A line counts if it contains the string "settings"; say how many such lines there are, giving only the number.

Recorded data:

— start —

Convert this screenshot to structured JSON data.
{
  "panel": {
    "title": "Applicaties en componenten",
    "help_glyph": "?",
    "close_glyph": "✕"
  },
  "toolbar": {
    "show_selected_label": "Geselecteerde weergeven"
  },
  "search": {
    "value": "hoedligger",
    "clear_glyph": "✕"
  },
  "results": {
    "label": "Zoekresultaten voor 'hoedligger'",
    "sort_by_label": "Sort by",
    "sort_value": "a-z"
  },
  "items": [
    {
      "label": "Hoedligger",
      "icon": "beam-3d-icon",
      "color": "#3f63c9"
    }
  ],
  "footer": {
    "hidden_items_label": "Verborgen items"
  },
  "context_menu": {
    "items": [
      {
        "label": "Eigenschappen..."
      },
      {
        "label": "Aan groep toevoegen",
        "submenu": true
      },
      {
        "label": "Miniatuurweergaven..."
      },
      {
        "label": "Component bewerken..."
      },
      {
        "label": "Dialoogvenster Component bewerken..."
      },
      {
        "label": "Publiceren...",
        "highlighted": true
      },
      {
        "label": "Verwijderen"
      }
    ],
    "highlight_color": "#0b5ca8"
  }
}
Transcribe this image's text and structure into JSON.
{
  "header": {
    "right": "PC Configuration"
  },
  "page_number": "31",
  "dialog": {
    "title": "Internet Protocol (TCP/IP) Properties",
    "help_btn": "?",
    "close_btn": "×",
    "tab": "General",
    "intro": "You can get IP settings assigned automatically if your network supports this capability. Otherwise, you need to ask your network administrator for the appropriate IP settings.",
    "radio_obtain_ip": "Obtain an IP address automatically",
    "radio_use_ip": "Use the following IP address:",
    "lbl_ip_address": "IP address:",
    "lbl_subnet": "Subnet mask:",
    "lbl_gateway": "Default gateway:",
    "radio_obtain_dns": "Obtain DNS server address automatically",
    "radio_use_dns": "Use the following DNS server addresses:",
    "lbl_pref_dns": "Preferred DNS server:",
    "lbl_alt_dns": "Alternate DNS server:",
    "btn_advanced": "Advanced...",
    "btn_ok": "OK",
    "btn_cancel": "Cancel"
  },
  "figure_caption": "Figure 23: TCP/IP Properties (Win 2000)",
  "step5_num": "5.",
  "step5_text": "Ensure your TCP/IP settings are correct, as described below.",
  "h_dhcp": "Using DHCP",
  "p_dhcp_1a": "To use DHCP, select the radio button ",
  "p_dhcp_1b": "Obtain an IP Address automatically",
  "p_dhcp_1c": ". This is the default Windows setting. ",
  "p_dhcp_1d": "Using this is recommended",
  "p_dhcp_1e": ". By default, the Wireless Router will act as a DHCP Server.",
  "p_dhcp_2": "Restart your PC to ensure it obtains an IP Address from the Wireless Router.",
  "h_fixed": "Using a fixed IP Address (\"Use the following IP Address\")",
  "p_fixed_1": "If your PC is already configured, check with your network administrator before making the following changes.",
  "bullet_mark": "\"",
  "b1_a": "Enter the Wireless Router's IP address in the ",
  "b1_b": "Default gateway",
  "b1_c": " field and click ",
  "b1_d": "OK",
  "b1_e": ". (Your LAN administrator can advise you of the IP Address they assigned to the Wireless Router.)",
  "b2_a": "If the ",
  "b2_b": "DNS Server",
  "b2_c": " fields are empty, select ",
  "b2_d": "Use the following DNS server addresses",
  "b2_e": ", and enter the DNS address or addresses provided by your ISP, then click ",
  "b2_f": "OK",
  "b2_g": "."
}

— end —

Task solution: 2